## GOAL OF THE EXERCISE
Exact repetition is required: output every record in full.

## DATA LISTING
= = =

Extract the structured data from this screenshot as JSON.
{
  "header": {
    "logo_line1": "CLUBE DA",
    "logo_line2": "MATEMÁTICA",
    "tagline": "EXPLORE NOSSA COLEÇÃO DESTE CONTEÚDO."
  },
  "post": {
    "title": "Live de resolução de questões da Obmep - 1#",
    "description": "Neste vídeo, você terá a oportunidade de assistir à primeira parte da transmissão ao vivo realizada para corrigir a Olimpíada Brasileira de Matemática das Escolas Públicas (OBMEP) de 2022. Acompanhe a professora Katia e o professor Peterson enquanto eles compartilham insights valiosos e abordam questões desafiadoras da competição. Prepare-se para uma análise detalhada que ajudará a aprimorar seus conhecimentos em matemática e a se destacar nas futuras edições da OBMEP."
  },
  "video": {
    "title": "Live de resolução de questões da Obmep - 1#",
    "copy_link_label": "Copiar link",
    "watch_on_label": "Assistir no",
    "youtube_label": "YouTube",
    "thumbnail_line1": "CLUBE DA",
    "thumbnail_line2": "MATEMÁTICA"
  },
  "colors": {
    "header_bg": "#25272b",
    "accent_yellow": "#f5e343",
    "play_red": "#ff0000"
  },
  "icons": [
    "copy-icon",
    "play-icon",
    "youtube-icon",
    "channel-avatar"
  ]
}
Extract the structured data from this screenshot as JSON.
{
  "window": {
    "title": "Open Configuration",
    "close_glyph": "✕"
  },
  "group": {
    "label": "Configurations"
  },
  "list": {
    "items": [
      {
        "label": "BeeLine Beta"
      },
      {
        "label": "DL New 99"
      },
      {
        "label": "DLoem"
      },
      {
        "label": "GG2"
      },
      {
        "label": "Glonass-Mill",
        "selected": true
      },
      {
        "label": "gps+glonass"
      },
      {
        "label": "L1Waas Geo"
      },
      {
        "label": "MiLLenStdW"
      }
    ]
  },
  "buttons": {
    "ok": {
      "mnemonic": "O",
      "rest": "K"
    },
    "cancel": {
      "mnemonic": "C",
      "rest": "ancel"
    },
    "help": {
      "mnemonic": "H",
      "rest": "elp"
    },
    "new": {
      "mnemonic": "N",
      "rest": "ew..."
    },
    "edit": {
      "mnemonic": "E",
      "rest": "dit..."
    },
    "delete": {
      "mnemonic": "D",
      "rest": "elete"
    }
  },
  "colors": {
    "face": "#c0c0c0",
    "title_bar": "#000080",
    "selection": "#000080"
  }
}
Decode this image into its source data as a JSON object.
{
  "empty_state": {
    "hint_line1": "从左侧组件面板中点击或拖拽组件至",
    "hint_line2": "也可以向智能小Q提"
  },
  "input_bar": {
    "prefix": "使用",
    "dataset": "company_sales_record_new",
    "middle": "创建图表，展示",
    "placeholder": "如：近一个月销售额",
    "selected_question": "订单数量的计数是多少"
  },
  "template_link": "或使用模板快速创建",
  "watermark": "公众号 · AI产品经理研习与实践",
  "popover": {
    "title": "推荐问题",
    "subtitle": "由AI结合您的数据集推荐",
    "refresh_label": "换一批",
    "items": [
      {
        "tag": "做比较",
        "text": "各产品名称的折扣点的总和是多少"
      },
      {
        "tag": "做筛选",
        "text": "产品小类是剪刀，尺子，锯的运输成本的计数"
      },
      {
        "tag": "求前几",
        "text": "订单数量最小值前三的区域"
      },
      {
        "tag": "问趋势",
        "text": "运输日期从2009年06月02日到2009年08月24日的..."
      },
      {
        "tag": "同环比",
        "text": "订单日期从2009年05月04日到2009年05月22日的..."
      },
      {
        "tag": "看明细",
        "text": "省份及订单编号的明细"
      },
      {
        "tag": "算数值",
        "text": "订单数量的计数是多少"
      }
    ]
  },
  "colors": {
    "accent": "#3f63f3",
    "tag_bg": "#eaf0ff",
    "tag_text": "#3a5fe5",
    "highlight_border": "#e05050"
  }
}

= = =

## ANSWER TO THE PROBLEM
Extract the structured data from this screenshot as JSON.
{
  "header": {
    "logo_line1": "CLUBE DA",
    "logo_line2": "MATEMÁTICA",
    "tagline": "EXPLORE NOSSA COLEÇÃO DESTE CONTEÚDO."
  },
  "post": {
    "title": "Live de resolução de questões da Obmep - 1#",
    "description": "Neste vídeo, você terá a oportunidade de assistir à primeira parte da transmissão ao vivo realizada para corrigir a Olimpíada Brasileira de Matemática das Escolas Públicas (OBMEP) de 2022. Acompanhe a professora Katia e o professor Peterson enquanto eles compartilham insights valiosos e abordam questões desafiadoras da competição. Prepare-se para uma análise detalhada que ajudará a aprimorar seus conhecimentos em matemática e a se destacar nas futuras edições da OBMEP."
  },
  "video": {
    "title": "Live de resolução de questões da Obmep - 1#",
    "copy_link_label": "Copiar link",
    "watch_on_label": "Assistir no",
    "youtube_label": "YouTube",
    "thumbnail_line1": "CLUBE DA",
    "thumbnail_line2": "MATEMÁTICA"
  },
  "colors": {
    "header_bg": "#25272b",
    "accent_yellow": "#f5e343",
    "play_red": "#ff0000"
  },
  "icons": [
    "copy-icon",
    "play-icon",
    "youtube-icon",
    "channel-avatar"
  ]
}
Extract the structured data from this screenshot as JSON.
{
  "window": {
    "title": "Open Configuration",
    "close_glyph": "✕"
  },
  "group": {
    "label": "Configurations"
  },
  "list": {
    "items": [
      {
        "label": "BeeLine Beta"
      },
      {
        "label": "DL New 99"
      },
      {
        "label": "DLoem"
      },
      {
        "label": "GG2"
      },
      {
        "label": "Glonass-Mill",
        "selected": true
      },
      {
        "label": "gps+glonass"
      },
      {
        "label": "L1Waas Geo"
      },
      {
        "label": "MiLLenStdW"
      }
    ]
  },
  "buttons": {
    "ok": {
      "mnemonic": "O",
      "rest": "K"
    },
    "cancel": {
      "mnemonic": "C",
      "rest": "ancel"
    },
    "help": {
      "mnemonic": "H",
      "rest": "elp"
    },
    "new": {
      "mnemonic": "N",
      "rest": "ew..."
    },
    "edit": {
      "mnemonic": "E",
      "rest": "dit..."
    },
    "delete": {
      "mnemonic": "D",
      "rest": "elete"
    }
  },
  "colors": {
    "face": "#c0c0c0",
    "title_bar": "#000080",
    "selection": "#000080"
  }
}
Decode this image into its source data as a JSON object.
{
  "empty_state": {
    "hint_line1": "从左侧组件面板中点击或拖拽组件至",
    "hint_line2": "也可以向智能小Q提"
  },
  "input_bar": {
    "prefix": "使用",
    "dataset": "company_sales_record_new",
    "middle": "创建图表，展示",
    "placeholder": "如：近一个月销售额",
    "selected_question": "订单数量的计数是多少"
  },
  "template_link": "或使用模板快速创建",
  "watermark": "公众号 · AI产品经理研习与实践",
  "popover": {
    "title": "推荐问题",
    "subtitle": "由AI结合您的数据集推荐",
    "refresh_label": "换一批",
    "items": [
      {
        "tag": "做比较",
        "text": "各产品名称的折扣点的总和是多少"
      },
      {
        "tag": "做筛选",
        "text": "产品小类是剪刀，尺子，锯的运输成本的计数"
      },
      {
        "tag": "求前几",
        "text": "订单数量最小值前三的区域"
      },
      {
        "tag": "问趋势",
        "text": "运输日期从2009年06月02日到2009年08月24日的..."
      },
      {
        "tag": "同环比",
        "text": "订单日期从2009年05月04日到2009年05月22日的..."
      },
      {
        "tag": "看明细",
        "text": "省份及订单编号的明细"
      },
      {
        "tag": "算数值",
        "text": "订单数量的计数是多少"
      }
    ]
  },
  "colors": {
    "accent": "#3f63f3",
    "tag_bg": "#eaf0ff",
    "tag_text": "#3a5fe5",
    "highlight_border": "#e05050"
  }
}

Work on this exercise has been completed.